Instruction: Locate the lines where "zadávať" occurs and copy them as they stand.

Input rows:

________________

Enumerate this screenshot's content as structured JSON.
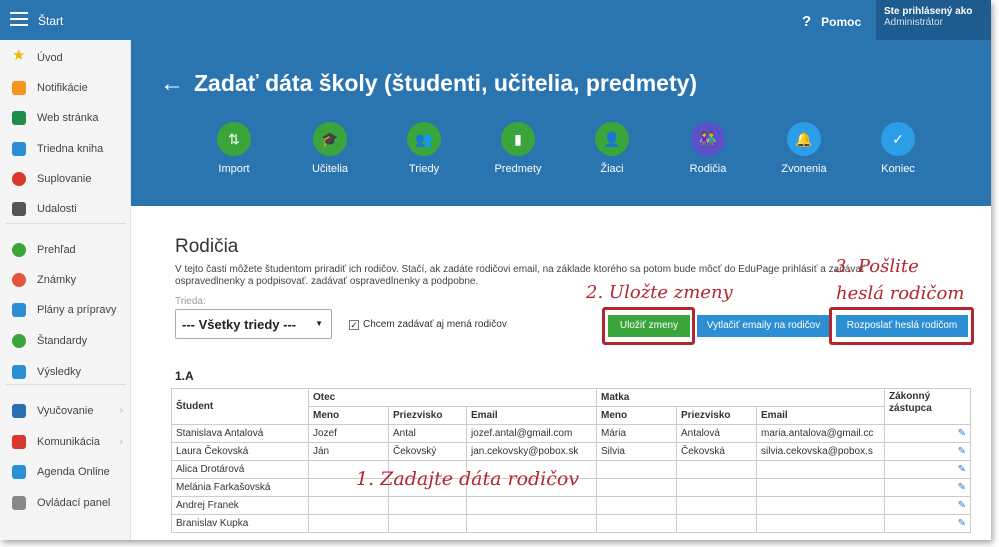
{
  "topbar": {
    "title": "Štart",
    "help_label": "Pomoc",
    "help_glyph": "?",
    "user_line1": "Ste prihlásený ako",
    "user_line2": "Administrátor"
  },
  "sidebar": {
    "items": [
      {
        "label": "Úvod",
        "icon": "star-icon",
        "color": "#f4b400"
      },
      {
        "label": "Notifikácie",
        "icon": "envelope-icon",
        "color": "#f7941d"
      },
      {
        "label": "Web stránka",
        "icon": "house-icon",
        "color": "#1f8c4a"
      },
      {
        "label": "Triedna kniha",
        "icon": "book-icon",
        "color": "#2c8fd3"
      },
      {
        "label": "Suplovanie",
        "icon": "person-icon",
        "color": "#d9372c"
      },
      {
        "label": "Udalosti",
        "icon": "calendar-icon",
        "color": "#555555"
      },
      {
        "label": "Prehľad",
        "icon": "check-circle-icon",
        "color": "#3aa53a"
      },
      {
        "label": "Známky",
        "icon": "grades-icon",
        "color": "#e8533f"
      },
      {
        "label": "Plány a prípravy",
        "icon": "briefcase-icon",
        "color": "#2c8fd3"
      },
      {
        "label": "Štandardy",
        "icon": "shield-check-icon",
        "color": "#3aa53a"
      },
      {
        "label": "Výsledky",
        "icon": "bar-chart-icon",
        "color": "#2c8fd3"
      },
      {
        "label": "Vyučovanie",
        "icon": "teacher-icon",
        "color": "#2c6fb0"
      },
      {
        "label": "Komunikácia",
        "icon": "chat-icon",
        "color": "#d9372c"
      },
      {
        "label": "Agenda Online",
        "icon": "pencil-icon",
        "color": "#2c8fd3"
      },
      {
        "label": "Ovládací panel",
        "icon": "gear-icon",
        "color": "#888888"
      }
    ]
  },
  "header": {
    "title": "Zadať dáta školy (študenti, učitelia, predmety)"
  },
  "steps": [
    {
      "label": "Import",
      "color": "#3aa53a",
      "glyph": "⇅",
      "icon": "import-icon"
    },
    {
      "label": "Učitelia",
      "color": "#3aa53a",
      "glyph": "🎓",
      "icon": "graduation-cap-icon"
    },
    {
      "label": "Triedy",
      "color": "#3aa53a",
      "glyph": "👥",
      "icon": "group-icon"
    },
    {
      "label": "Predmety",
      "color": "#3aa53a",
      "glyph": "▮",
      "icon": "book-icon"
    },
    {
      "label": "Žiaci",
      "color": "#3aa53a",
      "glyph": "👤",
      "icon": "student-icon"
    },
    {
      "label": "Rodičia",
      "color": "#5b51c8",
      "glyph": "👫",
      "icon": "parents-icon"
    },
    {
      "label": "Zvonenia",
      "color": "#2c9ee8",
      "glyph": "🔔",
      "icon": "bell-icon"
    },
    {
      "label": "Koniec",
      "color": "#2c9ee8",
      "glyph": "✓",
      "icon": "checkmark-icon"
    }
  ],
  "main": {
    "heading": "Rodičia",
    "intro": "V tejto časti môžete študentom priradiť ich rodičov. Stačí, ak zadáte rodičovi email, na základe ktorého sa potom bude môcť do EduPage prihlásiť a zadávať ospravedlnenky a podpisovať. zadávať ospravedlnenky a podpobne.",
    "class_label": "Trieda:",
    "class_value": "--- Všetky triedy ---",
    "checkbox_label": "Chcem zadávať aj mená rodičov",
    "btn_save": "Uložiť zmeny",
    "btn_print": "Vytlačiť emaily na rodičov",
    "btn_send": "Rozposlať heslá rodičom",
    "class_heading": "1.A"
  },
  "annotations": {
    "a1": "1. Zadajte dáta rodičov",
    "a2": "2. Uložte zmeny",
    "a3_line1": "3. Pošlite",
    "a3_line2": "heslá rodičom",
    "color": "#b3262e"
  },
  "table": {
    "headers": {
      "student": "Študent",
      "father": "Otec",
      "mother": "Matka",
      "guardian": "Zákonný zástupca",
      "name": "Meno",
      "surname": "Priezvisko",
      "email": "Email"
    },
    "rows": [
      {
        "student": "Stanislava Antalová",
        "f_name": "Jozef",
        "f_surname": "Antal",
        "f_email": "jozef.antal@gmail.com",
        "m_name": "Mária",
        "m_surname": "Antalová",
        "m_email": "maria.antalova@gmail.cc"
      },
      {
        "student": "Laura Čekovská",
        "f_name": "Ján",
        "f_surname": "Čekovský",
        "f_email": "jan.cekovsky@pobox.sk",
        "m_name": "Silvia",
        "m_surname": "Čekovská",
        "m_email": "silvia.cekovska@pobox.s"
      },
      {
        "student": "Alica Drotárová",
        "f_name": "",
        "f_surname": "",
        "f_email": "",
        "m_name": "",
        "m_surname": "",
        "m_email": ""
      },
      {
        "student": "Melánia Farkašovská",
        "f_name": "",
        "f_surname": "",
        "f_email": "",
        "m_name": "",
        "m_surname": "",
        "m_email": ""
      },
      {
        "student": "Andrej Franek",
        "f_name": "",
        "f_surname": "",
        "f_email": "",
        "m_name": "",
        "m_surname": "",
        "m_email": ""
      },
      {
        "student": "Branislav Kupka",
        "f_name": "",
        "f_surname": "",
        "f_email": "",
        "m_name": "",
        "m_surname": "",
        "m_email": ""
      }
    ]
  }
}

________________

Completed task:
    "intro": "V tejto časti môžete študentom priradiť ich rodičov. Stačí, ak zadáte rodičovi email, na základe ktorého sa potom bude môcť do EduPage prihlásiť a zadávať ospravedlnenky a podpisovať. zadávať ospravedlnenky a podpobne.",
    "checkbox_label": "Chcem zadávať aj mená rodičov",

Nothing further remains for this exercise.